- _Exercise objective_: Report the count of lines where the string "donkey" appears, and nothing else.

Data records:

┄┄┄┄┄┄┄┄┄┄

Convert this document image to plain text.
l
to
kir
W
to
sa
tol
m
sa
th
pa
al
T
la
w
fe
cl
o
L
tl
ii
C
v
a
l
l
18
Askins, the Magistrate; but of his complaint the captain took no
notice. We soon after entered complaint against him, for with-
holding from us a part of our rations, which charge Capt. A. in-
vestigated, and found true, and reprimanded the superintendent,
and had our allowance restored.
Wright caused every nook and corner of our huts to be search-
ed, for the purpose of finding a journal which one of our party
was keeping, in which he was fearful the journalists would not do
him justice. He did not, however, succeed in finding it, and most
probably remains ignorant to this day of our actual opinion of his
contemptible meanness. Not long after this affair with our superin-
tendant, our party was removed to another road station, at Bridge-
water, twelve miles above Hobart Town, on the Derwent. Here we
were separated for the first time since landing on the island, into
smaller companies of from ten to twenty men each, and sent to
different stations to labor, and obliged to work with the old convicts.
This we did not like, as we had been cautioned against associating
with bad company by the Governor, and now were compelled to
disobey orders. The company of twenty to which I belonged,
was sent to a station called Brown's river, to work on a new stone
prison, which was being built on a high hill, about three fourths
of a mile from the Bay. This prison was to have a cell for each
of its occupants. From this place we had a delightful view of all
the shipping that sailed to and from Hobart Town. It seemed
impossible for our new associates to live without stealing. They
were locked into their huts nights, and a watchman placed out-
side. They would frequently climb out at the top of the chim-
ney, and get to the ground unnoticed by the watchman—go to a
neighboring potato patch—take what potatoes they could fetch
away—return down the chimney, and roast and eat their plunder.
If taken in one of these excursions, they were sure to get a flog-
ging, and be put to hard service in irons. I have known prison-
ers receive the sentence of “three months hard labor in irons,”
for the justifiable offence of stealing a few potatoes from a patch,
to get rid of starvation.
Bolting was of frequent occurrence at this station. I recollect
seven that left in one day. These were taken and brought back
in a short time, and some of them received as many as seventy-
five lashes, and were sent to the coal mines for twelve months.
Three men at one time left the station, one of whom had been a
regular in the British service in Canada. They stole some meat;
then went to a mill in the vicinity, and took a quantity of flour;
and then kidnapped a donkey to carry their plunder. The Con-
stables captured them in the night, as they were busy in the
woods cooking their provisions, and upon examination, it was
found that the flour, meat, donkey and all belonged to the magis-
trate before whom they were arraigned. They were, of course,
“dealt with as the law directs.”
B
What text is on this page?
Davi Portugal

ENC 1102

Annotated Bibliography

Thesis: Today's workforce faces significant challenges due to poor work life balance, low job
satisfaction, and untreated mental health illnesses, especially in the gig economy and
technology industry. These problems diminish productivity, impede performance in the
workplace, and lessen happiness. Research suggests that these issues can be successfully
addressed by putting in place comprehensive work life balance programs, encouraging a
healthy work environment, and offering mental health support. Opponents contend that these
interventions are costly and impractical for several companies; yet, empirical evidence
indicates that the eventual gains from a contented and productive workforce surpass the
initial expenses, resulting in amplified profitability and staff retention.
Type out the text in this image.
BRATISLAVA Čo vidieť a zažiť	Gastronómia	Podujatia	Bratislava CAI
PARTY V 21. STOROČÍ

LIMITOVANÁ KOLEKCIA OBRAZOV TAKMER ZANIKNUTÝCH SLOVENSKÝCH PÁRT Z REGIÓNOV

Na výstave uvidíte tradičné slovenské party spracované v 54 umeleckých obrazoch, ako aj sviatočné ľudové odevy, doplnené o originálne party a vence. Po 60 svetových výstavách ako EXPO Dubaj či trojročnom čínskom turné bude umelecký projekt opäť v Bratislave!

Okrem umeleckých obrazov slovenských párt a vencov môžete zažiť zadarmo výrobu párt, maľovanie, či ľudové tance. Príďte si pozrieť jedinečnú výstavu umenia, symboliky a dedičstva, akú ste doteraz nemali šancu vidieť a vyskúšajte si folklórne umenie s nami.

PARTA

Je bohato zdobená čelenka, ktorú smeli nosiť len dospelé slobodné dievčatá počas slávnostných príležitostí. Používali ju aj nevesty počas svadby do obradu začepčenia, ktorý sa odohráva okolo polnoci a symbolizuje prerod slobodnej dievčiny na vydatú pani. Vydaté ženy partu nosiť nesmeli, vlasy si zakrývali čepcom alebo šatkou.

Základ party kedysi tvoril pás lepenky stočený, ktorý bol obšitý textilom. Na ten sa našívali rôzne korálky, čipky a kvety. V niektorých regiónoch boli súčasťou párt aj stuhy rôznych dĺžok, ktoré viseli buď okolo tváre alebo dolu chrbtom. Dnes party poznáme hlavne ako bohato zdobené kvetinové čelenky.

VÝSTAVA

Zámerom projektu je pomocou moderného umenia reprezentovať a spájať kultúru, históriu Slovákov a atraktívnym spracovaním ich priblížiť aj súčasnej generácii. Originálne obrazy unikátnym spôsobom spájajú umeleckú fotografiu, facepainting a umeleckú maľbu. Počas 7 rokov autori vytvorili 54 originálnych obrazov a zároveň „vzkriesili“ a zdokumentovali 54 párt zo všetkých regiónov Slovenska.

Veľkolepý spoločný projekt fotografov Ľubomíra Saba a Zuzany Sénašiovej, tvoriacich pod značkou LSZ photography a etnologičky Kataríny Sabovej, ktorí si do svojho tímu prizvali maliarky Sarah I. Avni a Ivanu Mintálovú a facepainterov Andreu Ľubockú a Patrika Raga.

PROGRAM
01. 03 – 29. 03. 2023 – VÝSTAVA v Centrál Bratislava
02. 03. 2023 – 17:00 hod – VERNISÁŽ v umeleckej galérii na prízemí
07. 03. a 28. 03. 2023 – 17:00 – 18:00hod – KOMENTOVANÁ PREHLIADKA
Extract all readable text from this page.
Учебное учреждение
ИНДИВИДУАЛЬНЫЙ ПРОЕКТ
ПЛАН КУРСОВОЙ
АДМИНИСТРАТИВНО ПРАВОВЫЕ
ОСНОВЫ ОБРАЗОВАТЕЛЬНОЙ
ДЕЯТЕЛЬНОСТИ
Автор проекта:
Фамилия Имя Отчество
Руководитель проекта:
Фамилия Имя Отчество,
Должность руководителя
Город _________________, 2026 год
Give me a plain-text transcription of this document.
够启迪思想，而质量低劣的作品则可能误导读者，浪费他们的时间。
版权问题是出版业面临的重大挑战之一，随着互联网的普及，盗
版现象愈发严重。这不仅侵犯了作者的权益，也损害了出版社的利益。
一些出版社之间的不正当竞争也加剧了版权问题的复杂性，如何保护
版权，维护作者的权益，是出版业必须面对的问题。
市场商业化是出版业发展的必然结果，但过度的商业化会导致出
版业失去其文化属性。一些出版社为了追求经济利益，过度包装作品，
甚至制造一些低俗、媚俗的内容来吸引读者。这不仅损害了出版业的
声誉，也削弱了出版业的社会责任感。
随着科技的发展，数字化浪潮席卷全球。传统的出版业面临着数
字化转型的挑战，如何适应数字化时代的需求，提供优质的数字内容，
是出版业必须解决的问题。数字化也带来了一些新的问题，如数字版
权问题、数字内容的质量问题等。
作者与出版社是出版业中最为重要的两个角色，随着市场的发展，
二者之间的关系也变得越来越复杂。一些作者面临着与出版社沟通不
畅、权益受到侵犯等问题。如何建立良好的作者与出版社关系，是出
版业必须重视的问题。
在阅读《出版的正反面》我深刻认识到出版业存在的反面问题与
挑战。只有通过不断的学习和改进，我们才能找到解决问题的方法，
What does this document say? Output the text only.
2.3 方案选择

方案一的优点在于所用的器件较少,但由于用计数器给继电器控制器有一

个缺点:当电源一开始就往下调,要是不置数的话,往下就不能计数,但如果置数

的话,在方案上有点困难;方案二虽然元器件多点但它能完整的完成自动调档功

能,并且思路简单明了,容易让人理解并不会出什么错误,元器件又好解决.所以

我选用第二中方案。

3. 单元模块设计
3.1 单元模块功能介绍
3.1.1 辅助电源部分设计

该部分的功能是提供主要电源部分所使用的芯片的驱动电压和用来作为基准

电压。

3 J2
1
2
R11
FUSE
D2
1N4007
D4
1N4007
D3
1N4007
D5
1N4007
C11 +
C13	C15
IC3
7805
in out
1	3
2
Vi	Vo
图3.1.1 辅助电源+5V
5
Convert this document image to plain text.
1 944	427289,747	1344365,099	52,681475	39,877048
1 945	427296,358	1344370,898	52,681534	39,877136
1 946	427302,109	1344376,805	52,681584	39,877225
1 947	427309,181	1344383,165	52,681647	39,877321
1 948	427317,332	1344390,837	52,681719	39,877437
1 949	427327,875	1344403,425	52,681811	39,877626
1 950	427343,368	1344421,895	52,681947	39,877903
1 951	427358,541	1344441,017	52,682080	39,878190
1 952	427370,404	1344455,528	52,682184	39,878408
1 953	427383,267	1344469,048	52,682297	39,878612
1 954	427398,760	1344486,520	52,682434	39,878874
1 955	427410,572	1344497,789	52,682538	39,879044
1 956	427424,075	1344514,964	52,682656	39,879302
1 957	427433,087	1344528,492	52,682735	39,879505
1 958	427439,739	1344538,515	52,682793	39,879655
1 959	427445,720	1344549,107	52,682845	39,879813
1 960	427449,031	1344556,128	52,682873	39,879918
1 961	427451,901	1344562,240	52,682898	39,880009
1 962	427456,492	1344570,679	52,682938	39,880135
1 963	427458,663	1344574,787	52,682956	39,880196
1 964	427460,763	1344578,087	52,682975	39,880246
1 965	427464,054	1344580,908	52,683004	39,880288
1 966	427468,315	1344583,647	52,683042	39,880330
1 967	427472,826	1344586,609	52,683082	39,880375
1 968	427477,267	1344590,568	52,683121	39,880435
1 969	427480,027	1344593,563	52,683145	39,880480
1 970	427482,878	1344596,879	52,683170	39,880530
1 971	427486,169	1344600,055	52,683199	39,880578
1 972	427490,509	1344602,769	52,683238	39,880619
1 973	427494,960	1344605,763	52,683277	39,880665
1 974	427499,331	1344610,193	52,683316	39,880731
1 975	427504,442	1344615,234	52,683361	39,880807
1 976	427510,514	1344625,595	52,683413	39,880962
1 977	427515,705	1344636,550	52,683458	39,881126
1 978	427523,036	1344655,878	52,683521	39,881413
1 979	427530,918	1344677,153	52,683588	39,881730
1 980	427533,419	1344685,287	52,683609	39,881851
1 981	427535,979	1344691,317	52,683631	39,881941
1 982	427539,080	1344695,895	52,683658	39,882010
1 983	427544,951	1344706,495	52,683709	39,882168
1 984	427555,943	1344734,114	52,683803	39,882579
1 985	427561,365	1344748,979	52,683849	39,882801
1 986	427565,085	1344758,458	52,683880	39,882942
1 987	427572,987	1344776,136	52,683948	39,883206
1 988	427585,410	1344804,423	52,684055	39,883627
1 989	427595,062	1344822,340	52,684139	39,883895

┄┄┄┄┄┄┄┄┄┄

- _Output for this task_: 2